-- DESCRIPTION OF THE TASK --
Extract each line of the material that follows exactly and omit its pictures.

-- DATASET RECORDS --

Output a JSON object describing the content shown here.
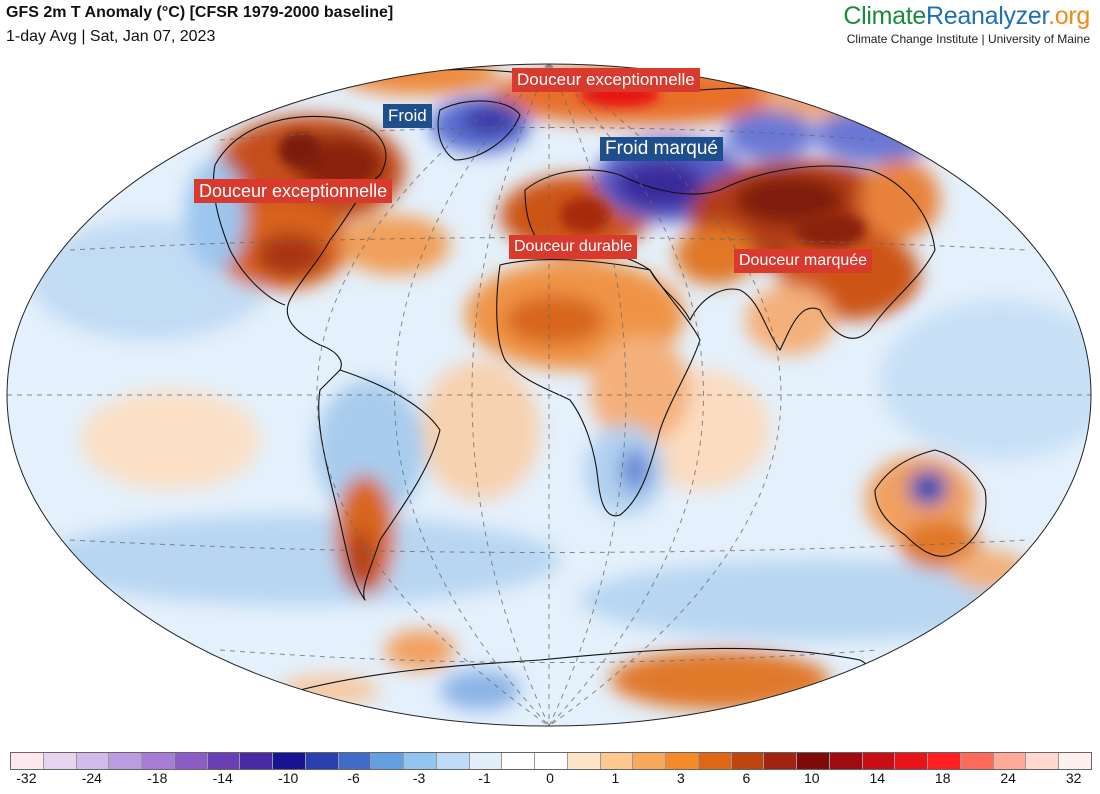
{
  "header": {
    "title": "GFS 2m T Anomaly (°C) [CFSR 1979-2000 baseline]",
    "subtitle": "1-day Avg | Sat, Jan 07, 2023"
  },
  "brand": {
    "part1": "Climate",
    "part2": "Reanalyzer",
    "part3": ".org",
    "subtitle": "Climate Change Institute | University of Maine",
    "colors": {
      "part1": "#1a8a3c",
      "part2": "#1f6fb5",
      "part3": "#f08a1c"
    }
  },
  "annotations": [
    {
      "id": "arctic-warm",
      "text": "Douceur exceptionnelle",
      "kind": "warm"
    },
    {
      "id": "greenland-cold",
      "text": "Froid",
      "kind": "cold"
    },
    {
      "id": "russia-cold",
      "text": "Froid marqué",
      "kind": "cold"
    },
    {
      "id": "namerica-warm",
      "text": "Douceur exceptionnelle",
      "kind": "warm"
    },
    {
      "id": "europe-warm",
      "text": "Douceur durable",
      "kind": "warm"
    },
    {
      "id": "asia-warm",
      "text": "Douceur marquée",
      "kind": "warm"
    }
  ],
  "colorbar": {
    "swatches": [
      "#fce8ee",
      "#e6d4f0",
      "#d2baea",
      "#bc9ce0",
      "#a67cd4",
      "#8a5cc4",
      "#6a3eb4",
      "#4a2aa4",
      "#1a1494",
      "#2a40b0",
      "#3e6cc8",
      "#64a0e0",
      "#92c4f0",
      "#bedcf6",
      "#e2eefa",
      "#ffffff",
      "#ffffff",
      "#fde4c6",
      "#fcc890",
      "#f9a85a",
      "#f58a28",
      "#e06614",
      "#c0440e",
      "#a22410",
      "#7e0a0a",
      "#a00a10",
      "#c80e14",
      "#e8141a",
      "#ff2020",
      "#ff6a5a",
      "#ffaa98",
      "#ffd8d0",
      "#fff0f0"
    ],
    "tick_labels": [
      "-32",
      "-24",
      "-18",
      "-14",
      "-10",
      "-6",
      "-3",
      "-1",
      "0",
      "1",
      "3",
      "6",
      "10",
      "14",
      "18",
      "24",
      "32"
    ],
    "colors": {
      "warm_label": "#d93a2e",
      "cold_label": "#1f4e8c"
    }
  }
}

-- WRITTEN ANSWER --
Output a JSON object describing the content shown here.
{
  "header": {
    "title": "GFS 2m T Anomaly (°C) [CFSR 1979-2000 baseline]",
    "subtitle": "1-day Avg | Sat, Jan 07, 2023"
  },
  "brand": {
    "part1": "Climate",
    "part2": "Reanalyzer",
    "part3": ".org",
    "subtitle": "Climate Change Institute | University of Maine",
    "colors": {
      "part1": "#1a8a3c",
      "part2": "#1f6fb5",
      "part3": "#f08a1c"
    }
  },
  "annotations": [
    {
      "id": "arctic-warm",
      "text": "Douceur exceptionnelle",
      "kind": "warm"
    },
    {
      "id": "greenland-cold",
      "text": "Froid",
      "kind": "cold"
    },
    {
      "id": "russia-cold",
      "text": "Froid marqué",
      "kind": "cold"
    },
    {
      "id": "namerica-warm",
      "text": "Douceur exceptionnelle",
      "kind": "warm"
    },
    {
      "id": "europe-warm",
      "text": "Douceur durable",
      "kind": "warm"
    },
    {
      "id": "asia-warm",
      "text": "Douceur marquée",
      "kind": "warm"
    }
  ],
  "colorbar": {
    "swatches": [
      "#fce8ee",
      "#e6d4f0",
      "#d2baea",
      "#bc9ce0",
      "#a67cd4",
      "#8a5cc4",
      "#6a3eb4",
      "#4a2aa4",
      "#1a1494",
      "#2a40b0",
      "#3e6cc8",
      "#64a0e0",
      "#92c4f0",
      "#bedcf6",
      "#e2eefa",
      "#ffffff",
      "#ffffff",
      "#fde4c6",
      "#fcc890",
      "#f9a85a",
      "#f58a28",
      "#e06614",
      "#c0440e",
      "#a22410",
      "#7e0a0a",
      "#a00a10",
      "#c80e14",
      "#e8141a",
      "#ff2020",
      "#ff6a5a",
      "#ffaa98",
      "#ffd8d0",
      "#fff0f0"
    ],
    "tick_labels": [
      "-32",
      "-24",
      "-18",
      "-14",
      "-10",
      "-6",
      "-3",
      "-1",
      "0",
      "1",
      "3",
      "6",
      "10",
      "14",
      "18",
      "24",
      "32"
    ],
    "colors": {
      "warm_label": "#d93a2e",
      "cold_label": "#1f4e8c"
    }
  }
}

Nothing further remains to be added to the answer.